Exercise description: Extract the full listing below without altering a single character.

Data lines:
=====
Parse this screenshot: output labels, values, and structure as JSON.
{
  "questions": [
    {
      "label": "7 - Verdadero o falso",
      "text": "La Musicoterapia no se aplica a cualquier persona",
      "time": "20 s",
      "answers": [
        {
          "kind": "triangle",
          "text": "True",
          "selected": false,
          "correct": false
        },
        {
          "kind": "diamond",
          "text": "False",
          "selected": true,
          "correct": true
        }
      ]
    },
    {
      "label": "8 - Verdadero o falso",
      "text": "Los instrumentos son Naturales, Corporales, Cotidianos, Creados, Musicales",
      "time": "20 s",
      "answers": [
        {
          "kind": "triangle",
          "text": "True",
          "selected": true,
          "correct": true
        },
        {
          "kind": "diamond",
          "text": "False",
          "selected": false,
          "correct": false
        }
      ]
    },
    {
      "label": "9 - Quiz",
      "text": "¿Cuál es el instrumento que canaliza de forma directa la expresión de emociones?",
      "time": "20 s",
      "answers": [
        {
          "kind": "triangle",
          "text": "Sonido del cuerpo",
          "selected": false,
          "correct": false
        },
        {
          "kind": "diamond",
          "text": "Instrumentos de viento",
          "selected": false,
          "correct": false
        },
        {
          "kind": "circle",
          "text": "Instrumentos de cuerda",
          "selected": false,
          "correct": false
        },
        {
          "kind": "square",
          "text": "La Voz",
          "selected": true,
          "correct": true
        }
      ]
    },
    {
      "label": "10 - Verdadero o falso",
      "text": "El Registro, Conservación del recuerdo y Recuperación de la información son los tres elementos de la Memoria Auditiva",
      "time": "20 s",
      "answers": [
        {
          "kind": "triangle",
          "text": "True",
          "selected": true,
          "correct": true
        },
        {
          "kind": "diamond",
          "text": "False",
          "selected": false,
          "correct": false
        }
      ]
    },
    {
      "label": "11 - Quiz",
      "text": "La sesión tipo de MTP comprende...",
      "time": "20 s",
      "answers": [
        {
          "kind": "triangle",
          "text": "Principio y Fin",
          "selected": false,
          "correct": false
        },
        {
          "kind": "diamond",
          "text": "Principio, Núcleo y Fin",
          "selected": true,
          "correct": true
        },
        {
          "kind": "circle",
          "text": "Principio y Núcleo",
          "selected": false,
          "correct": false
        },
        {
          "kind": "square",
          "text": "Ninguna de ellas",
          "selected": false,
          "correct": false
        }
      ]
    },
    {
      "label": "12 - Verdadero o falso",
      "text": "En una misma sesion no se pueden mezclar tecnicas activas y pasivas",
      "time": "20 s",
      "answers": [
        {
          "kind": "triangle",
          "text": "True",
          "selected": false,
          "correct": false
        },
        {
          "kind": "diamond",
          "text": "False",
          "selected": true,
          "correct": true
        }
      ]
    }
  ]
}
=====
Full solution:
Parse this screenshot: output labels, values, and structure as JSON.
{
  "questions": [
    {
      "label": "7 - Verdadero o falso",
      "text": "La Musicoterapia no se aplica a cualquier persona",
      "time": "20 s",
      "answers": [
        {
          "kind": "triangle",
          "text": "True",
          "selected": false,
          "correct": false
        },
        {
          "kind": "diamond",
          "text": "False",
          "selected": true,
          "correct": true
        }
      ]
    },
    {
      "label": "8 - Verdadero o falso",
      "text": "Los instrumentos son Naturales, Corporales, Cotidianos, Creados, Musicales",
      "time": "20 s",
      "answers": [
        {
          "kind": "triangle",
          "text": "True",
          "selected": true,
          "correct": true
        },
        {
          "kind": "diamond",
          "text": "False",
          "selected": false,
          "correct": false
        }
      ]
    },
    {
      "label": "9 - Quiz",
      "text": "¿Cuál es el instrumento que canaliza de forma directa la expresión de emociones?",
      "time": "20 s",
      "answers": [
        {
          "kind": "triangle",
          "text": "Sonido del cuerpo",
          "selected": false,
          "correct": false
        },
        {
          "kind": "diamond",
          "text": "Instrumentos de viento",
          "selected": false,
          "correct": false
        },
        {
          "kind": "circle",
          "text": "Instrumentos de cuerda",
          "selected": false,
          "correct": false
        },
        {
          "kind": "square",
          "text": "La Voz",
          "selected": true,
          "correct": true
        }
      ]
    },
    {
      "label": "10 - Verdadero o falso",
      "text": "El Registro, Conservación del recuerdo y Recuperación de la información son los tres elementos de la Memoria Auditiva",
      "time": "20 s",
      "answers": [
        {
          "kind": "triangle",
          "text": "True",
          "selected": true,
          "correct": true
        },
        {
          "kind": "diamond",
          "text": "False",
          "selected": false,
          "correct": false
        }
      ]
    },
    {
      "label": "11 - Quiz",
      "text": "La sesión tipo de MTP comprende...",
      "time": "20 s",
      "answers": [
        {
          "kind": "triangle",
          "text": "Principio y Fin",
          "selected": false,
          "correct": false
        },
        {
          "kind": "diamond",
          "text": "Principio, Núcleo y Fin",
          "selected": true,
          "correct": true
        },
        {
          "kind": "circle",
          "text": "Principio y Núcleo",
          "selected": false,
          "correct": false
        },
        {
          "kind": "square",
          "text": "Ninguna de ellas",
          "selected": false,
          "correct": false
        }
      ]
    },
    {
      "label": "12 - Verdadero o falso",
      "text": "En una misma sesion no se pueden mezclar tecnicas activas y pasivas",
      "time": "20 s",
      "answers": [
        {
          "kind": "triangle",
          "text": "True",
          "selected": false,
          "correct": false
        },
        {
          "kind": "diamond",
          "text": "False",
          "selected": true,
          "correct": true
        }
      ]
    }
  ]
}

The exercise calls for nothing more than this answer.